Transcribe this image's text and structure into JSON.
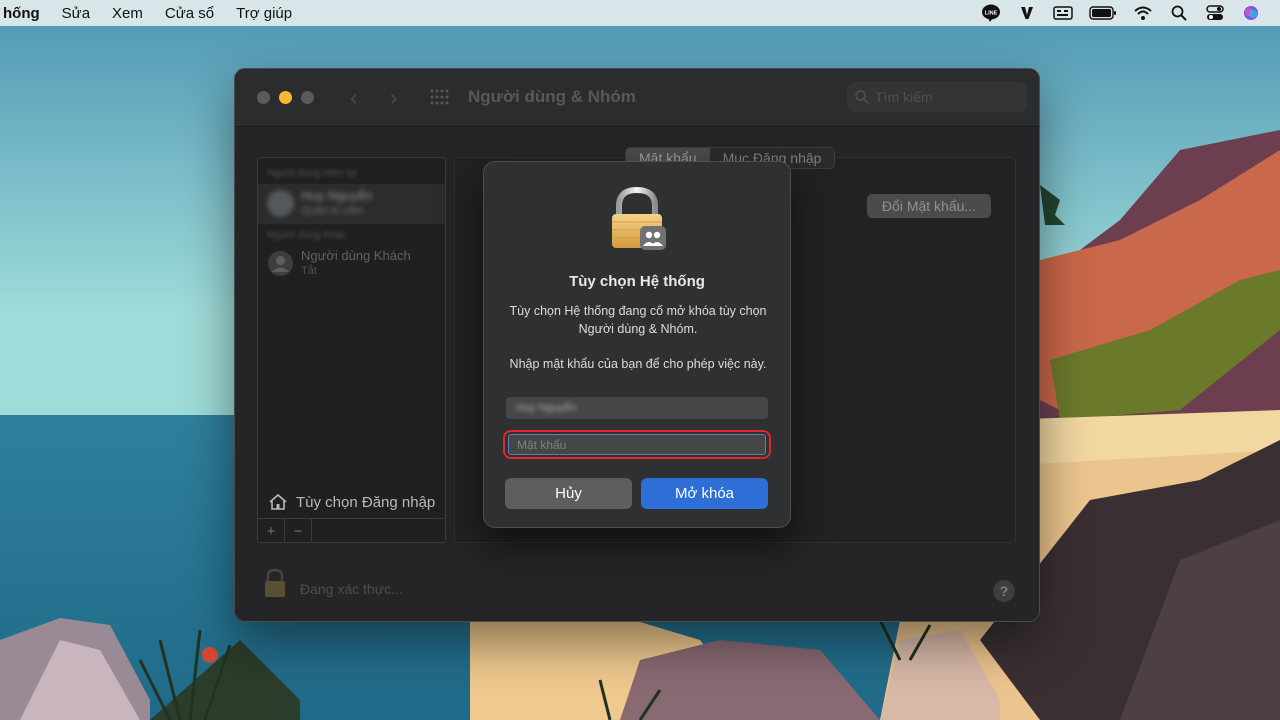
{
  "menubar": {
    "items": [
      "hống",
      "Sửa",
      "Xem",
      "Cửa sổ",
      "Trợ giúp"
    ],
    "tray_icons": [
      "line-icon",
      "v-icon",
      "keyboard-input-icon",
      "battery-icon",
      "wifi-icon",
      "search-icon",
      "control-center-icon",
      "siri-icon"
    ]
  },
  "window": {
    "title": "Người dùng & Nhóm",
    "search_placeholder": "Tìm kiếm",
    "tabs": [
      "Mật khẩu",
      "Mục Đăng nhập"
    ],
    "change_password_label": "Đổi Mật khẩu...",
    "sidebar": {
      "current_users_header": "Người dùng Hiện tại",
      "current_user_name": "Huy Nguyễn",
      "current_user_role": "Quản trị viên",
      "other_users_header": "Người dùng Khác",
      "guest_name": "Người dùng Khách",
      "guest_status": "Tắt",
      "login_options_label": "Tùy chọn Đăng nhập",
      "add_label": "+",
      "remove_label": "−"
    },
    "auth_status": "Đang xác thực...",
    "help_label": "?"
  },
  "dialog": {
    "title": "Tùy chọn Hệ thống",
    "message_line1": "Tùy chọn Hệ thống đang cố mở khóa tùy chọn Người dùng & Nhóm.",
    "message_line2": "Nhập mật khẩu của bạn để cho phép việc này.",
    "username_value": "Huy Nguyễn",
    "password_placeholder": "Mật khẩu",
    "cancel_label": "Hủy",
    "unlock_label": "Mở khóa"
  },
  "colors": {
    "accent_blue": "#2d6fd6",
    "highlight_red": "#e3262a",
    "traffic_light_yellow": "#f5b82e"
  }
}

##############################

-- Short exercise --
Transcribe the listing above verbatim. Omit the pictures.

-- Finished task --
Transcribe this image's text and structure into JSON.
{
  "menubar": {
    "items": [
      "hống",
      "Sửa",
      "Xem",
      "Cửa sổ",
      "Trợ giúp"
    ],
    "tray_icons": [
      "line-icon",
      "v-icon",
      "keyboard-input-icon",
      "battery-icon",
      "wifi-icon",
      "search-icon",
      "control-center-icon",
      "siri-icon"
    ]
  },
  "window": {
    "title": "Người dùng & Nhóm",
    "search_placeholder": "Tìm kiếm",
    "tabs": [
      "Mật khẩu",
      "Mục Đăng nhập"
    ],
    "change_password_label": "Đổi Mật khẩu...",
    "sidebar": {
      "current_users_header": "Người dùng Hiện tại",
      "current_user_name": "Huy Nguyễn",
      "current_user_role": "Quản trị viên",
      "other_users_header": "Người dùng Khác",
      "guest_name": "Người dùng Khách",
      "guest_status": "Tắt",
      "login_options_label": "Tùy chọn Đăng nhập",
      "add_label": "+",
      "remove_label": "−"
    },
    "auth_status": "Đang xác thực...",
    "help_label": "?"
  },
  "dialog": {
    "title": "Tùy chọn Hệ thống",
    "message_line1": "Tùy chọn Hệ thống đang cố mở khóa tùy chọn Người dùng & Nhóm.",
    "message_line2": "Nhập mật khẩu của bạn để cho phép việc này.",
    "username_value": "Huy Nguyễn",
    "password_placeholder": "Mật khẩu",
    "cancel_label": "Hủy",
    "unlock_label": "Mở khóa"
  },
  "colors": {
    "accent_blue": "#2d6fd6",
    "highlight_red": "#e3262a",
    "traffic_light_yellow": "#f5b82e"
  }
}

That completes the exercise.